To generate our preference dataset, we will need to define a `Pipeline` with all the necessary steps.

### Load the dataset

We will use the [`argilla/10Kprompts-mini`](https://huggingface.co/datasets/argilla/10Kprompts-mini) dataset as our source data.

In [4]:
load_dataset = LoadDataFromHub(
    repo_id='argilla/10Kprompts-mini',
    num_examples=1,
    pipeline=Pipeline(name='showcase-pipeline')
)
load_dataset.load()
next(load_dataset.process())

README.md:   0%|          | 0.00/347 [00:00<?, ?B/s]

train-00000-of-00001.parquet:   0%|          | 0.00/16.7k [00:00<?, ?B/s]

Generating train split:   0%|          | 0/20 [00:00<?, ? examples/s]

([{'instruction': 'How can I create an efficient and robust workflow that utilizes advanced automation techniques to extract targeted data, including customer information, from diverse PDF documents and effortlessly integrate it into a designated Google Sheet? Furthermore, I am interested in establishing a comprehensive and seamless system that promptly activates an SMS notification on my mobile device whenever a new PDF document is uploaded to the Google Sheet, ensuring real-time updates and enhanced accessibility.',
   'topic': 'Software Development'}],
 True)

### Generate responses

We need to generate the responses for the given instructions. We will use two different models available on the HuggingFace Hub throught the serverless Inference API:
- [`meta-llama/Meta-Llama-3-8B-Instruct`](https://huggingface.co/meta-llama/Meta-Llama-3-8B-Instruct)
- [`mistralai/Mixtral-8x7B-Instruct-v0.1`](https://huggingface.co/mistralai/Mixtral-8x7B-Instruct-v0.1)

In [None]:
generate_responses = [
    TextGeneration(
        llm=InferenceEndpointsLLM(
            model_id='meta-llama/Meta-Llama-3-8B-Instruct',
            tokenizer_id='meta-llama/Meta-Llama-3-8B-Instruct',
            generation_kwargs={'max_new_tokens': 512, 'temperature': 0.7}
        ),
        pipeline=Pipeline(name='showcase-pipeline')

§ Aim of the task: In the preference-dataset walkthrough, why does a `Pipeline` have to be defined? Answer in one to three sentences. The data after this point are separate material with no connection to the text.

§ Data records:
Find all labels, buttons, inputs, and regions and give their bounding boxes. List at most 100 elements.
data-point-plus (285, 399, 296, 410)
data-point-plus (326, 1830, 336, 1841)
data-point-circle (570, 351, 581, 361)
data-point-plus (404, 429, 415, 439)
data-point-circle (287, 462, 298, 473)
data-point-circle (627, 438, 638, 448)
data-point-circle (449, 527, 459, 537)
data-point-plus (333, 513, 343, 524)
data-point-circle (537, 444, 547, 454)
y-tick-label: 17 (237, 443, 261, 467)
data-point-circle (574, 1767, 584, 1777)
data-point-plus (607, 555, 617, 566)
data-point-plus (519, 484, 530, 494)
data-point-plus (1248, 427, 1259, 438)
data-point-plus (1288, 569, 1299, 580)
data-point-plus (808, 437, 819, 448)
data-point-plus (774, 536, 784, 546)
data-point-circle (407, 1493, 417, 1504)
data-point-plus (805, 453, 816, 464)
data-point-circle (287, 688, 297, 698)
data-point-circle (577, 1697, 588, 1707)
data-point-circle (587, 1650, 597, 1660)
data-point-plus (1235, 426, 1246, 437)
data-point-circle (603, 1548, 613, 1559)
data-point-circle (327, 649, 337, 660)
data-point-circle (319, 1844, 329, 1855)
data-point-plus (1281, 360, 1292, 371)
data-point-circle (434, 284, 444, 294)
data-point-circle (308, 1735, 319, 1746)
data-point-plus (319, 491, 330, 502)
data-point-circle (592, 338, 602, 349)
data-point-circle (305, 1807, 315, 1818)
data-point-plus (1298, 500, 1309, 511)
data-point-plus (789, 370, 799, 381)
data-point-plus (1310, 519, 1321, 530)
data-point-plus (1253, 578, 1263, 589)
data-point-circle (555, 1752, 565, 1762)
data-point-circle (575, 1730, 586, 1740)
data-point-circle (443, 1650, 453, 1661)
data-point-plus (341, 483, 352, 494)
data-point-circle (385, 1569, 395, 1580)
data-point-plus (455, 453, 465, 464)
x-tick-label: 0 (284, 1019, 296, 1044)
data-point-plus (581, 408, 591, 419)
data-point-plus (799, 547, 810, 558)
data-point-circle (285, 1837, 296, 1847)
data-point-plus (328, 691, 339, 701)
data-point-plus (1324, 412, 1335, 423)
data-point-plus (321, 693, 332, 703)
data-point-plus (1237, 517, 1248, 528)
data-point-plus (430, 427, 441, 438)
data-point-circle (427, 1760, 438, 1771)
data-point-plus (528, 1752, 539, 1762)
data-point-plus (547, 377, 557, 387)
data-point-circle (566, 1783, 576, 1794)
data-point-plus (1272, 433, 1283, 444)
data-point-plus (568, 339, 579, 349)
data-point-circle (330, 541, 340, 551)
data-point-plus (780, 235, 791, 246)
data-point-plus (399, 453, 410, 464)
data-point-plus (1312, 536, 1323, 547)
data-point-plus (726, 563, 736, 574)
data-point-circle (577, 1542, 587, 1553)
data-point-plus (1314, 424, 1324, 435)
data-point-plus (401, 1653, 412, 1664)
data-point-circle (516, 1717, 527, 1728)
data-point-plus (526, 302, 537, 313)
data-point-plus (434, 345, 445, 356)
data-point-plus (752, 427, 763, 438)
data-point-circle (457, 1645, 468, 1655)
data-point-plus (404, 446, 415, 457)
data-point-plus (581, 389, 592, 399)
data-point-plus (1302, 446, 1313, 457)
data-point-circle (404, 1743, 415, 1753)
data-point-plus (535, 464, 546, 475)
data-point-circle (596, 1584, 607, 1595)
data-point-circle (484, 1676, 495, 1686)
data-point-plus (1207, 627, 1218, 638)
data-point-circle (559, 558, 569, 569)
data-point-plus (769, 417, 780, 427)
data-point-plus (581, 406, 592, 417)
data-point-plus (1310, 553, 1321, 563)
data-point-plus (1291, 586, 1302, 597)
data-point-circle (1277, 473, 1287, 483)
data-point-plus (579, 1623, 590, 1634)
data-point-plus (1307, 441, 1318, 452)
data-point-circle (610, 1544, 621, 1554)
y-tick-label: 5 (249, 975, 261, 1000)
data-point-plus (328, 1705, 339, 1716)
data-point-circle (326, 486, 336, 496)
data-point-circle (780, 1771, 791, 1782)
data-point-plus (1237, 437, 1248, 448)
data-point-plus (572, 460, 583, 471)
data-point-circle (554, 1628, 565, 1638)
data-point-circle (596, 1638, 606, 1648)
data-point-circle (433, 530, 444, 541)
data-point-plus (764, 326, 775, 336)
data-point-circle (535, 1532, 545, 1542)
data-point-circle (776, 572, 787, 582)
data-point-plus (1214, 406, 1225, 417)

§ Task result: The walkthrough defines a `Pipeline` with all the necessary steps because this is how the preference dataset is generated.